**What to do:** Using the material that follows, identify and copy each line with the string "一般公共预算财政拨款基本支出决算明细表".

**Entries supplied:**
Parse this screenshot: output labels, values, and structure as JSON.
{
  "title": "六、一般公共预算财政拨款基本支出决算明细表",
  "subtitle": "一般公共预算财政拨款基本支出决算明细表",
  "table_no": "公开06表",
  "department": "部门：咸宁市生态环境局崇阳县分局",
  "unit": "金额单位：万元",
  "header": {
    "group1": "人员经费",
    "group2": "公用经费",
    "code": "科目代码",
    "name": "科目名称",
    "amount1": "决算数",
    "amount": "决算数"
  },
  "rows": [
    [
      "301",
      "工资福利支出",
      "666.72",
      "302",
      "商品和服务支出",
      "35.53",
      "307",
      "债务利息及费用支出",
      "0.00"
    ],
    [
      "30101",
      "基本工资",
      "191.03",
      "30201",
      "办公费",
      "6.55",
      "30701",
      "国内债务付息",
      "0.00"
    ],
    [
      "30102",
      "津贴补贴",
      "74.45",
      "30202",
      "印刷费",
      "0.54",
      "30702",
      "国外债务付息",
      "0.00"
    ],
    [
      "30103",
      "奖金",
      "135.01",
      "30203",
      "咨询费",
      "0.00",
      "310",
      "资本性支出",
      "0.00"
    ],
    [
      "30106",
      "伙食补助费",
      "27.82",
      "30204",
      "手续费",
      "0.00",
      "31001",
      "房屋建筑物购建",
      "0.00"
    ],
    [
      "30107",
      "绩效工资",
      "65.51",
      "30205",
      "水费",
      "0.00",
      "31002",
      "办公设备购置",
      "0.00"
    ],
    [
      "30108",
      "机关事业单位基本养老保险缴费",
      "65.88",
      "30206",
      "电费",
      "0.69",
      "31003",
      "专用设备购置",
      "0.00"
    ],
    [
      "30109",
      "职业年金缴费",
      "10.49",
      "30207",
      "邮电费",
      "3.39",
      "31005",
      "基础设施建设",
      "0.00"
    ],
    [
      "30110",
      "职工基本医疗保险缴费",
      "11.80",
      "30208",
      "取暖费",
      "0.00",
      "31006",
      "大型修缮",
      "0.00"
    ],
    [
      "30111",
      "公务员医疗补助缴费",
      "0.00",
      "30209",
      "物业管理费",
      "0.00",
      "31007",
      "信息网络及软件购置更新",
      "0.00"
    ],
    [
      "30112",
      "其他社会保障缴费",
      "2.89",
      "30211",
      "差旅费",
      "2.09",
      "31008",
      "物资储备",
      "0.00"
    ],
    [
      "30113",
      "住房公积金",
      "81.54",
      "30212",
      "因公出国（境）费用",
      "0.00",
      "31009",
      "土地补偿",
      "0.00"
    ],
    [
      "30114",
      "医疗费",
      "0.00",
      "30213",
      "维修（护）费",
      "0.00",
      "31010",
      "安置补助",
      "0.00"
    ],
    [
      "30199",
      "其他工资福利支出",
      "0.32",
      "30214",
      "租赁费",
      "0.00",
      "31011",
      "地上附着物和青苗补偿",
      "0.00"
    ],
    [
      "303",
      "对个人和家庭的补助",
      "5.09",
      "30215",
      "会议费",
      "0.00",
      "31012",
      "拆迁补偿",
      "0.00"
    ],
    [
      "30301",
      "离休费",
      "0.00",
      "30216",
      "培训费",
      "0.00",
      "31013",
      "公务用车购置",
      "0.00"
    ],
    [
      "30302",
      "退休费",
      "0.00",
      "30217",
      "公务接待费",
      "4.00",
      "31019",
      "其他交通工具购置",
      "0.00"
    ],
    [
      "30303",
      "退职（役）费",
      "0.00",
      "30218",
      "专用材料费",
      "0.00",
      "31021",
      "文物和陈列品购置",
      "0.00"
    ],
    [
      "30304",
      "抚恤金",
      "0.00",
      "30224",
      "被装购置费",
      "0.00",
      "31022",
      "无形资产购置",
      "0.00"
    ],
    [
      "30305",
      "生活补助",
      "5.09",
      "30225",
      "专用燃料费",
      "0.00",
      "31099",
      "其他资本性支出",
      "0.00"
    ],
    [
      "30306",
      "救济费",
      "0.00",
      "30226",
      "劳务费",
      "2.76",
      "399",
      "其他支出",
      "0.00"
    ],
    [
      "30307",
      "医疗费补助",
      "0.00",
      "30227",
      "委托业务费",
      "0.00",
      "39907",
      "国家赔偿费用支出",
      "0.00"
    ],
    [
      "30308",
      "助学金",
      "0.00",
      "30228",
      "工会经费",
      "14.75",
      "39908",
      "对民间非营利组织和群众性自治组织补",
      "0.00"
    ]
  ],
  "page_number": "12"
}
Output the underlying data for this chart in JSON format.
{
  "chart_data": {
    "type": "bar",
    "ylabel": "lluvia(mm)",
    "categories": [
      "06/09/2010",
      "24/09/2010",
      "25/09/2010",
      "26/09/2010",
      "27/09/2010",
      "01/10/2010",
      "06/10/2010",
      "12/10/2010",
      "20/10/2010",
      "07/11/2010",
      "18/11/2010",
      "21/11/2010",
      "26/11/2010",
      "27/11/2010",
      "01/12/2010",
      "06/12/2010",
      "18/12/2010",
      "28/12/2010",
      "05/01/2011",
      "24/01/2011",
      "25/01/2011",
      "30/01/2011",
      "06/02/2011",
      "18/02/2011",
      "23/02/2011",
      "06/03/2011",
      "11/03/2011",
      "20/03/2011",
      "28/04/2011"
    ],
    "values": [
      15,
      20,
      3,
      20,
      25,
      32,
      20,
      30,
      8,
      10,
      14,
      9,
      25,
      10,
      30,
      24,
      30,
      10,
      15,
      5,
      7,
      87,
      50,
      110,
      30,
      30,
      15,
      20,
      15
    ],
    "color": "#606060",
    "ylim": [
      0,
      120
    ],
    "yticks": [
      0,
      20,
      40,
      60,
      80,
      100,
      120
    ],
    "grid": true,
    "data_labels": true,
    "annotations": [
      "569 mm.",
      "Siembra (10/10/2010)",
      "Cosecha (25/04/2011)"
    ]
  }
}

**Solution for this task:**
  "title": "六、一般公共预算财政拨款基本支出决算明细表",
  "subtitle": "一般公共预算财政拨款基本支出决算明细表",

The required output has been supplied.